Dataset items
______
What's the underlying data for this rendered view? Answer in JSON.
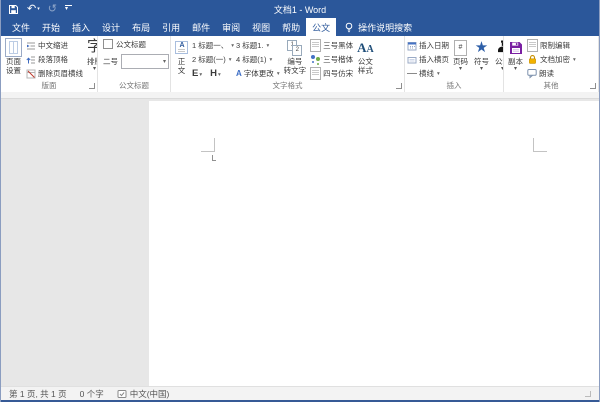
{
  "titlebar": {
    "title": "文档1 - Word"
  },
  "tabs": {
    "items": [
      "文件",
      "开始",
      "插入",
      "设计",
      "布局",
      "引用",
      "邮件",
      "审阅",
      "视图",
      "帮助",
      "公文"
    ],
    "search_label": "操作说明搜索"
  },
  "ribbon": {
    "layout": {
      "label": "版面",
      "page_setup_1": "页面",
      "page_setup_2": "设置",
      "chinese_indent": "中文缩进",
      "paragraph_top": "段落顶格",
      "remove_header_line": "删除页眉横线",
      "typeset": "排版"
    },
    "doc_title": {
      "label": "公文标题",
      "checkbox": "公文标题",
      "size": "二号",
      "combo_value": ""
    },
    "text_format": {
      "label": "文字格式",
      "body_1": "正",
      "body_2": "文",
      "h1": "1 标题一、",
      "h2": "2 标题(一)",
      "btn_e": "E",
      "btn_h": "H",
      "h3": "3 标题1.",
      "h4": "4 标题(1)",
      "font_change": "字体更改",
      "num2text_1": "编号",
      "num2text_2": "转文字",
      "hei": "三号黑体",
      "kai": "三号楷体",
      "fang": "四号仿宋",
      "style_1": "公文",
      "style_2": "样式"
    },
    "insert": {
      "label": "插入",
      "date": "插入日期",
      "landscape": "插入横页",
      "hline": "横线",
      "page_number": "页码",
      "symbol": "符号",
      "seal": "公章"
    },
    "other": {
      "label": "其他",
      "copy": "副本",
      "restrict": "限制编辑",
      "encrypt": "文档加密",
      "read_aloud": "朗读"
    }
  },
  "statusbar": {
    "page_info": "第 1 页, 共 1 页",
    "word_count": "0 个字",
    "language": "中文(中国)"
  },
  "icons": {
    "undo": "↶",
    "redo": "↺",
    "typeset_glyph": "字",
    "body_a": "A",
    "num1": "1",
    "num2": "2",
    "hash": "#",
    "star": "★",
    "style_a1": "A",
    "style_a2": "A",
    "font_change_a": "A"
  },
  "colors": {
    "titlebar": "#2b579a",
    "accent": "#2b579a",
    "star_blue": "#2e5fa8",
    "seal_black": "#151515",
    "copy_purple": "#7a1fa2",
    "lock_gold": "#f2b200",
    "doc_bg": "#e7e7e7",
    "status_bg": "#f3f3f3"
  }
}
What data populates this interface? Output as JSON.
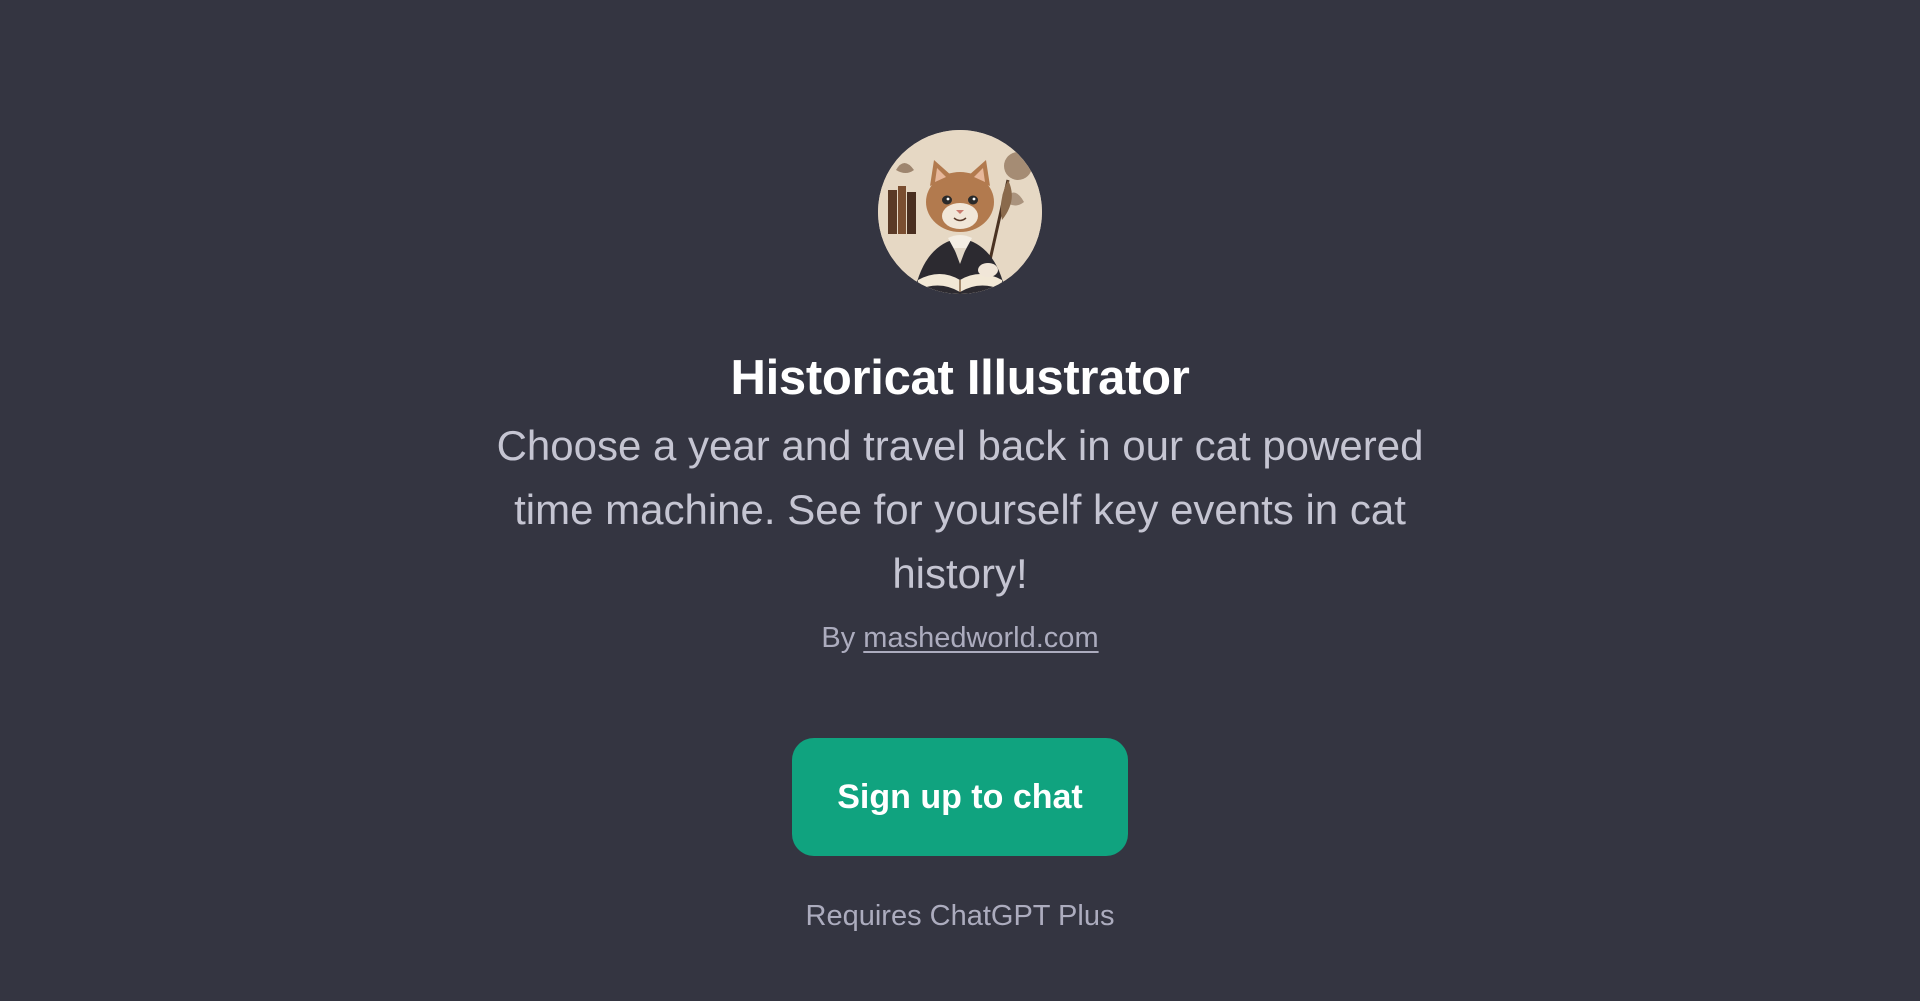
______
» **Work to be completed**
Return the material word for word. Pictures are not part of the copy.

» **Final answer**
What's the underlying data for this rendered view? Answer in JSON.
{
  "titlebar": {
    "title": "文档1 - Word"
  },
  "tabs": {
    "items": [
      "文件",
      "开始",
      "插入",
      "设计",
      "布局",
      "引用",
      "邮件",
      "审阅",
      "视图",
      "帮助",
      "公文"
    ],
    "search_label": "操作说明搜索"
  },
  "ribbon": {
    "layout": {
      "label": "版面",
      "page_setup_1": "页面",
      "page_setup_2": "设置",
      "chinese_indent": "中文缩进",
      "paragraph_top": "段落顶格",
      "remove_header_line": "删除页眉横线",
      "typeset": "排版"
    },
    "doc_title": {
      "label": "公文标题",
      "checkbox": "公文标题",
      "size": "二号",
      "combo_value": ""
    },
    "text_format": {
      "label": "文字格式",
      "body_1": "正",
      "body_2": "文",
      "h1": "1 标题一、",
      "h2": "2 标题(一)",
      "btn_e": "E",
      "btn_h": "H",
      "h3": "3 标题1.",
      "h4": "4 标题(1)",
      "font_change": "字体更改",
      "num2text_1": "编号",
      "num2text_2": "转文字",
      "hei": "三号黑体",
      "kai": "三号楷体",
      "fang": "四号仿宋",
      "style_1": "公文",
      "style_2": "样式"
    },
    "insert": {
      "label": "插入",
      "date": "插入日期",
      "landscape": "插入横页",
      "hline": "横线",
      "page_number": "页码",
      "symbol": "符号",
      "seal": "公章"
    },
    "other": {
      "label": "其他",
      "copy": "副本",
      "restrict": "限制编辑",
      "encrypt": "文档加密",
      "read_aloud": "朗读"
    }
  },
  "statusbar": {
    "page_info": "第 1 页, 共 1 页",
    "word_count": "0 个字",
    "language": "中文(中国)"
  },
  "icons": {
    "undo": "↶",
    "redo": "↺",
    "typeset_glyph": "字",
    "body_a": "A",
    "num1": "1",
    "num2": "2",
    "hash": "#",
    "star": "★",
    "style_a1": "A",
    "style_a2": "A",
    "font_change_a": "A"
  },
  "colors": {
    "titlebar": "#2b579a",
    "accent": "#2b579a",
    "star_blue": "#2e5fa8",
    "seal_black": "#151515",
    "copy_purple": "#7a1fa2",
    "lock_gold": "#f2b200",
    "doc_bg": "#e7e7e7",
    "status_bg": "#f3f3f3"
  }
}
What data populates this interface? Output as JSON.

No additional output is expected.